STATED GOAL =>
Repeat all the material exactly; pictures stay out of your copy.

PROVIDED INFORMATION =>
◆ ◆ ◆ ◆ ◆ ◆ ◆

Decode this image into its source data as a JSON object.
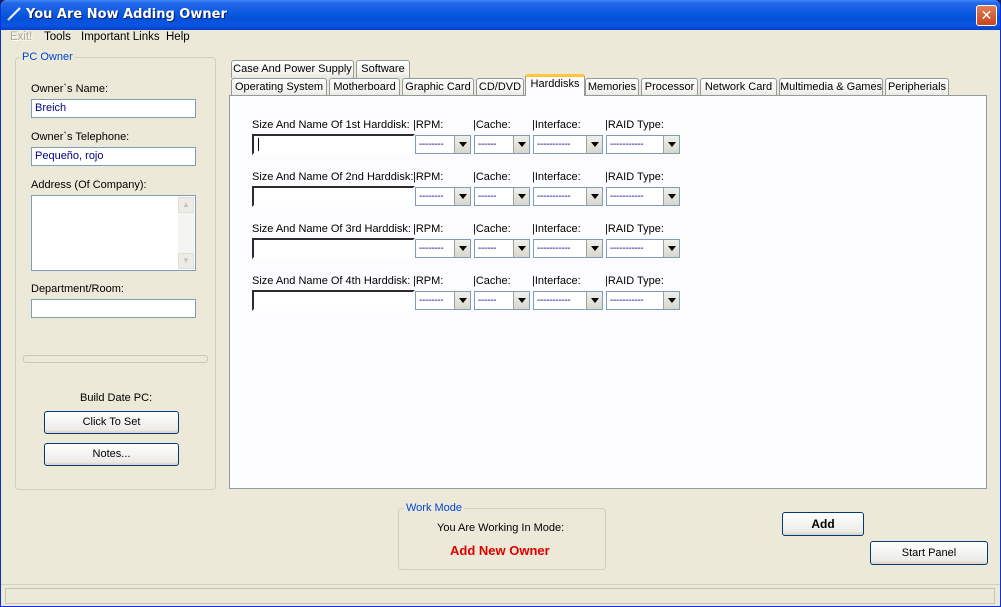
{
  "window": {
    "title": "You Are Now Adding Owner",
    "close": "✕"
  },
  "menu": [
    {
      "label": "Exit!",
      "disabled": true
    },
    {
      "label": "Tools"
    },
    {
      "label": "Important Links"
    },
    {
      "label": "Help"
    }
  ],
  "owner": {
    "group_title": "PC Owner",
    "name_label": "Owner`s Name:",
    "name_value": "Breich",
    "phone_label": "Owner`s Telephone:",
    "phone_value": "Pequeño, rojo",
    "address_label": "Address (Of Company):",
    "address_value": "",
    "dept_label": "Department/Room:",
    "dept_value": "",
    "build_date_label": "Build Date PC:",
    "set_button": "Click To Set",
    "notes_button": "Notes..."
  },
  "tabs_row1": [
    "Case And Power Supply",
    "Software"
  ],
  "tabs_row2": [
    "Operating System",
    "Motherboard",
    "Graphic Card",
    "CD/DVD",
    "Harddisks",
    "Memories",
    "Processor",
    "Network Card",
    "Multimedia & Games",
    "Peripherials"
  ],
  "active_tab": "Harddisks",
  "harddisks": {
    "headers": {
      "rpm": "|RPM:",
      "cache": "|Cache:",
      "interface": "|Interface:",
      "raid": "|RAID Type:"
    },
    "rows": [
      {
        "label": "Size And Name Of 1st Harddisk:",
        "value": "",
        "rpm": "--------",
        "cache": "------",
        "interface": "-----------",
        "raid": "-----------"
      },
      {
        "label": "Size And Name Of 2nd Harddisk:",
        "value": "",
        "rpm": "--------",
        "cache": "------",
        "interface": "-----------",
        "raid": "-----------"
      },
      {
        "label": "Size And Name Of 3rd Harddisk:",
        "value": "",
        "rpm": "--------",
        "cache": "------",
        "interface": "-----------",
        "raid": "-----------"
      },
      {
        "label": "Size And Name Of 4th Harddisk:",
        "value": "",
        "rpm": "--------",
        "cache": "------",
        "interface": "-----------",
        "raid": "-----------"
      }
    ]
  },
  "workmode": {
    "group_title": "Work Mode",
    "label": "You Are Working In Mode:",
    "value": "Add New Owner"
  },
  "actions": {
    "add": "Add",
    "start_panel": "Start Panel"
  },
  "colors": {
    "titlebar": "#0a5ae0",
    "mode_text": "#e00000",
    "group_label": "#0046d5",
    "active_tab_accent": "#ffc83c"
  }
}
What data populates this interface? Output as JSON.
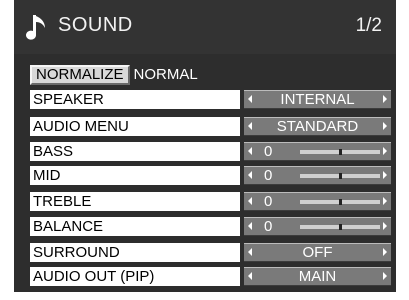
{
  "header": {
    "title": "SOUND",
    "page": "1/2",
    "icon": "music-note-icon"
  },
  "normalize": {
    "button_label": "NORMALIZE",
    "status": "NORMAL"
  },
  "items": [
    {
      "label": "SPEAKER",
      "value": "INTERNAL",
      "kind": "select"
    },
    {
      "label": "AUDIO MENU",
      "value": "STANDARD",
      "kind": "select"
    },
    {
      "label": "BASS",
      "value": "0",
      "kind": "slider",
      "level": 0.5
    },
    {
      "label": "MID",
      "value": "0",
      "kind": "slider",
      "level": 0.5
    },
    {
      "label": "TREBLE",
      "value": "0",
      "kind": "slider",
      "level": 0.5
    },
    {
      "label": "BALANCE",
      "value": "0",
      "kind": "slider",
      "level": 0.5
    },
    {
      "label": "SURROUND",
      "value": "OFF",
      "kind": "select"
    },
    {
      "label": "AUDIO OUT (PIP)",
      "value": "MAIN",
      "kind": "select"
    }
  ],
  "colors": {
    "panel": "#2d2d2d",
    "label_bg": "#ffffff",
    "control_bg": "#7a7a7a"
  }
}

◆ ◆ ◆ ◆ ◆ ◆ ◆

COMPLETED TASK =>
Decode this image into its source data as a JSON object.
{
  "window": {
    "title": "You Are Now Adding Owner",
    "close": "✕"
  },
  "menu": [
    {
      "label": "Exit!",
      "disabled": true
    },
    {
      "label": "Tools"
    },
    {
      "label": "Important Links"
    },
    {
      "label": "Help"
    }
  ],
  "owner": {
    "group_title": "PC Owner",
    "name_label": "Owner`s Name:",
    "name_value": "Breich",
    "phone_label": "Owner`s Telephone:",
    "phone_value": "Pequeño, rojo",
    "address_label": "Address (Of Company):",
    "address_value": "",
    "dept_label": "Department/Room:",
    "dept_value": "",
    "build_date_label": "Build Date PC:",
    "set_button": "Click To Set",
    "notes_button": "Notes..."
  },
  "tabs_row1": [
    "Case And Power Supply",
    "Software"
  ],
  "tabs_row2": [
    "Operating System",
    "Motherboard",
    "Graphic Card",
    "CD/DVD",
    "Harddisks",
    "Memories",
    "Processor",
    "Network Card",
    "Multimedia & Games",
    "Peripherials"
  ],
  "active_tab": "Harddisks",
  "harddisks": {
    "headers": {
      "rpm": "|RPM:",
      "cache": "|Cache:",
      "interface": "|Interface:",
      "raid": "|RAID Type:"
    },
    "rows": [
      {
        "label": "Size And Name Of 1st Harddisk:",
        "value": "",
        "rpm": "--------",
        "cache": "------",
        "interface": "-----------",
        "raid": "-----------"
      },
      {
        "label": "Size And Name Of 2nd Harddisk:",
        "value": "",
        "rpm": "--------",
        "cache": "------",
        "interface": "-----------",
        "raid": "-----------"
      },
      {
        "label": "Size And Name Of 3rd Harddisk:",
        "value": "",
        "rpm": "--------",
        "cache": "------",
        "interface": "-----------",
        "raid": "-----------"
      },
      {
        "label": "Size And Name Of 4th Harddisk:",
        "value": "",
        "rpm": "--------",
        "cache": "------",
        "interface": "-----------",
        "raid": "-----------"
      }
    ]
  },
  "workmode": {
    "group_title": "Work Mode",
    "label": "You Are Working In Mode:",
    "value": "Add New Owner"
  },
  "actions": {
    "add": "Add",
    "start_panel": "Start Panel"
  },
  "colors": {
    "titlebar": "#0a5ae0",
    "mode_text": "#e00000",
    "group_label": "#0046d5",
    "active_tab_accent": "#ffc83c"
  }
}
What data populates this interface? Output as JSON.
{
  "header": {
    "title": "SOUND",
    "page": "1/2",
    "icon": "music-note-icon"
  },
  "normalize": {
    "button_label": "NORMALIZE",
    "status": "NORMAL"
  },
  "items": [
    {
      "label": "SPEAKER",
      "value": "INTERNAL",
      "kind": "select"
    },
    {
      "label": "AUDIO MENU",
      "value": "STANDARD",
      "kind": "select"
    },
    {
      "label": "BASS",
      "value": "0",
      "kind": "slider",
      "level": 0.5
    },
    {
      "label": "MID",
      "value": "0",
      "kind": "slider",
      "level": 0.5
    },
    {
      "label": "TREBLE",
      "value": "0",
      "kind": "slider",
      "level": 0.5
    },
    {
      "label": "BALANCE",
      "value": "0",
      "kind": "slider",
      "level": 0.5
    },
    {
      "label": "SURROUND",
      "value": "OFF",
      "kind": "select"
    },
    {
      "label": "AUDIO OUT (PIP)",
      "value": "MAIN",
      "kind": "select"
    }
  ],
  "colors": {
    "panel": "#2d2d2d",
    "label_bg": "#ffffff",
    "control_bg": "#7a7a7a"
  }
}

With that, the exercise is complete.